- Task to complete -
Below are entries; tally how many lines hold the string "DeltaPPL" and answer with only that figure.

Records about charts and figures
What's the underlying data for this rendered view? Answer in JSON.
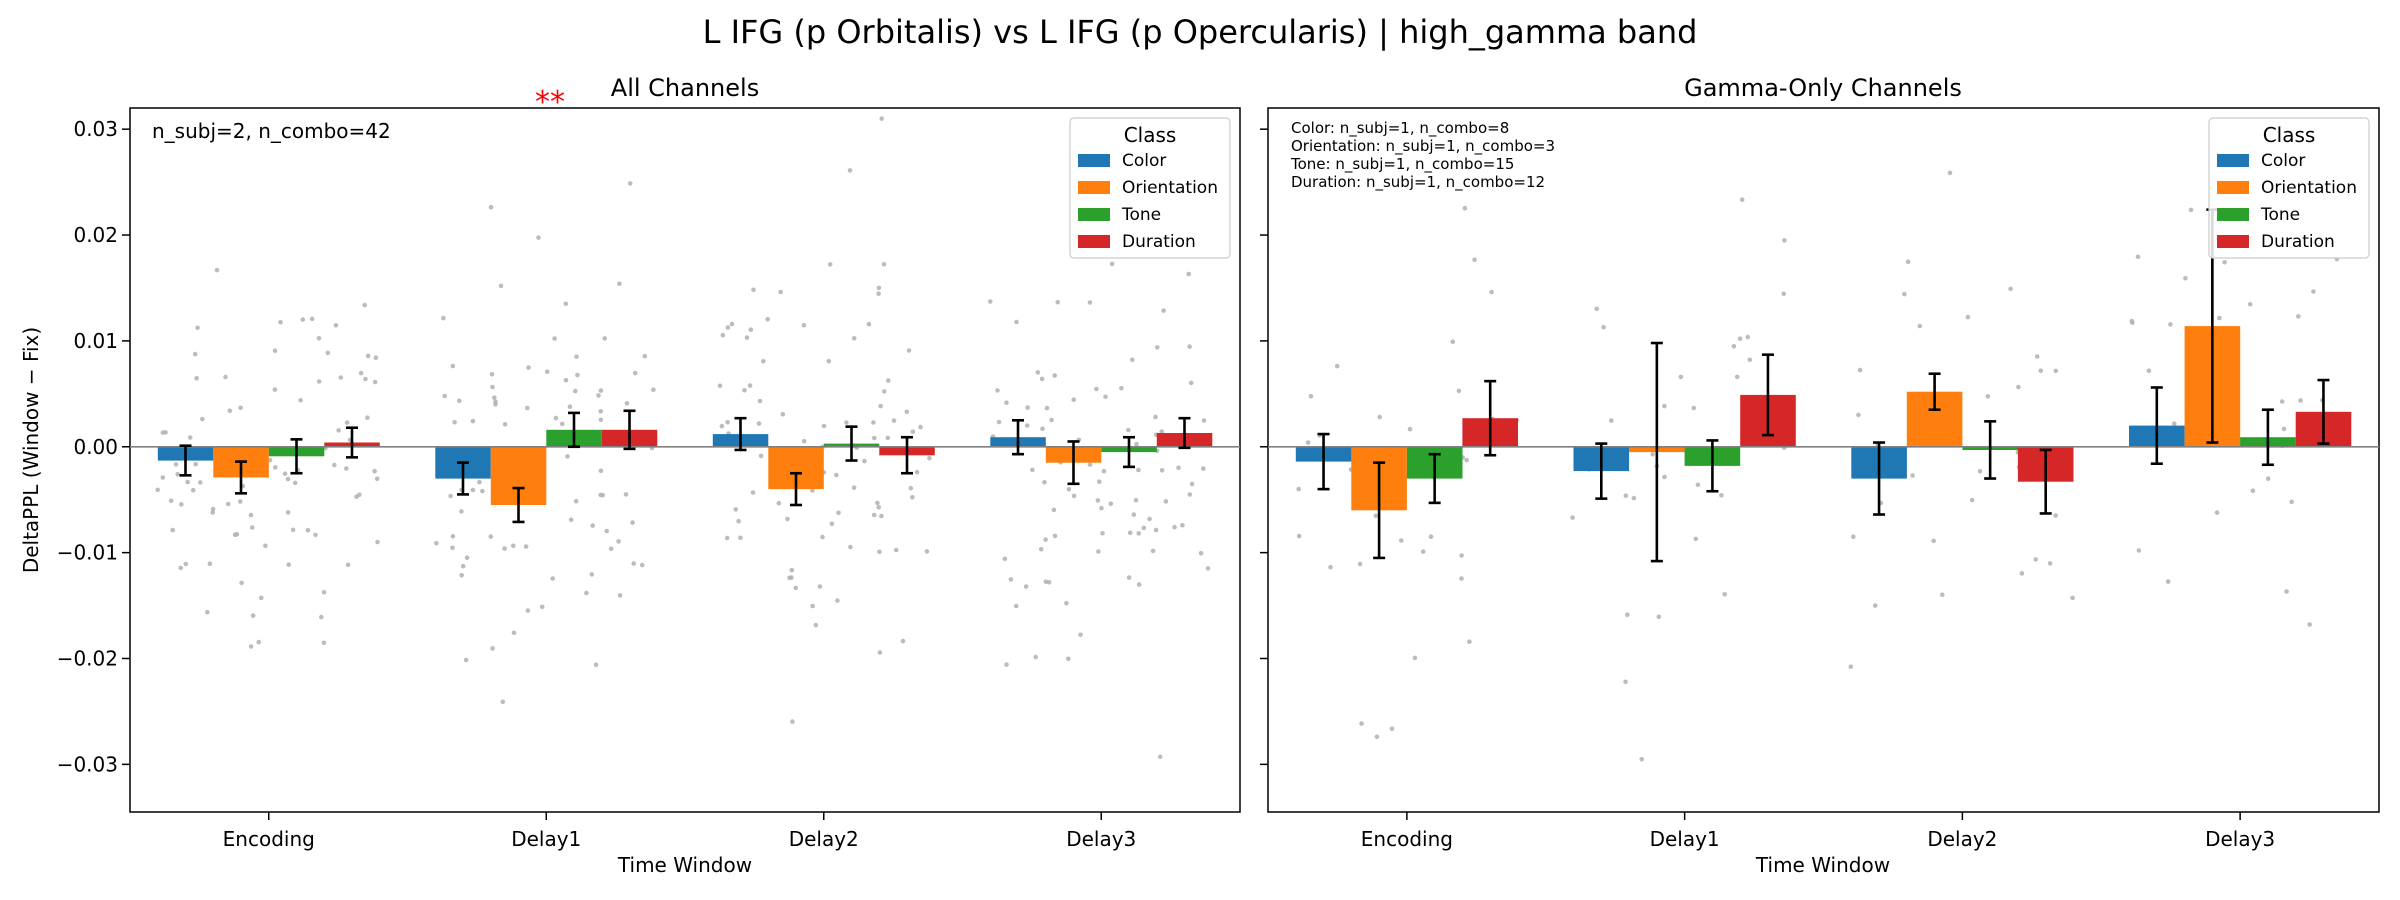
{
  "figure": {
    "title": "L IFG (p Orbitalis) vs L IFG (p Opercularis)  |  high_gamma band",
    "ylabel": "DeltaPPL (Window − Fix)"
  },
  "colors": {
    "Color": "#1f77b4",
    "Orientation": "#ff7f0e",
    "Tone": "#2ca02c",
    "Duration": "#d62728",
    "significance": "#ff0000",
    "scatter": "#b0b0b0"
  },
  "chart_data": [
    {
      "type": "bar",
      "title": "All Channels",
      "xlabel": "Time Window",
      "ylabel": "DeltaPPL (Window − Fix)",
      "categories": [
        "Encoding",
        "Delay1",
        "Delay2",
        "Delay3"
      ],
      "ylim": [
        -0.0345,
        0.032
      ],
      "yticks": [
        -0.03,
        -0.02,
        -0.01,
        0.0,
        0.01,
        0.02,
        0.03
      ],
      "ytick_labels": [
        "−0.03",
        "−0.02",
        "−0.01",
        "0.00",
        "0.01",
        "0.02",
        "0.03"
      ],
      "annotation": "n_subj=2, n_combo=42",
      "significance": [
        {
          "category": "Delay1",
          "label": "**"
        }
      ],
      "legend": {
        "title": "Class",
        "position": "top-right"
      },
      "series": [
        {
          "name": "Color",
          "values": [
            -0.0013,
            -0.003,
            0.0012,
            0.0009
          ],
          "errors": [
            0.0014,
            0.0015,
            0.0015,
            0.0016
          ]
        },
        {
          "name": "Orientation",
          "values": [
            -0.0029,
            -0.0055,
            -0.004,
            -0.0015
          ],
          "errors": [
            0.0015,
            0.0016,
            0.0015,
            0.002
          ]
        },
        {
          "name": "Tone",
          "values": [
            -0.0009,
            0.0016,
            0.0003,
            -0.0005
          ],
          "errors": [
            0.0016,
            0.0016,
            0.0016,
            0.0014
          ]
        },
        {
          "name": "Duration",
          "values": [
            0.0004,
            0.0016,
            -0.0008,
            0.0013
          ],
          "errors": [
            0.0014,
            0.0018,
            0.0017,
            0.0014
          ]
        }
      ]
    },
    {
      "type": "bar",
      "title": "Gamma-Only Channels",
      "xlabel": "Time Window",
      "categories": [
        "Encoding",
        "Delay1",
        "Delay2",
        "Delay3"
      ],
      "ylim": [
        -0.0345,
        0.032
      ],
      "annotation_lines": [
        "Color: n_subj=1, n_combo=8",
        "Orientation: n_subj=1, n_combo=3",
        "Tone: n_subj=1, n_combo=15",
        "Duration: n_subj=1, n_combo=12"
      ],
      "legend": {
        "title": "Class",
        "position": "top-right"
      },
      "series": [
        {
          "name": "Color",
          "values": [
            -0.0014,
            -0.0023,
            -0.003,
            0.002
          ],
          "errors": [
            0.0026,
            0.0026,
            0.0034,
            0.0036
          ]
        },
        {
          "name": "Orientation",
          "values": [
            -0.006,
            -0.0005,
            0.0052,
            0.0114
          ],
          "errors": [
            0.0045,
            0.0103,
            0.0017,
            0.011
          ]
        },
        {
          "name": "Tone",
          "values": [
            -0.003,
            -0.0018,
            -0.0003,
            0.0009
          ],
          "errors": [
            0.0023,
            0.0024,
            0.0027,
            0.0026
          ]
        },
        {
          "name": "Duration",
          "values": [
            0.0027,
            0.0049,
            -0.0033,
            0.0033
          ],
          "errors": [
            0.0035,
            0.0038,
            0.003,
            0.003
          ]
        }
      ]
    }
  ]
}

- Written answer -
2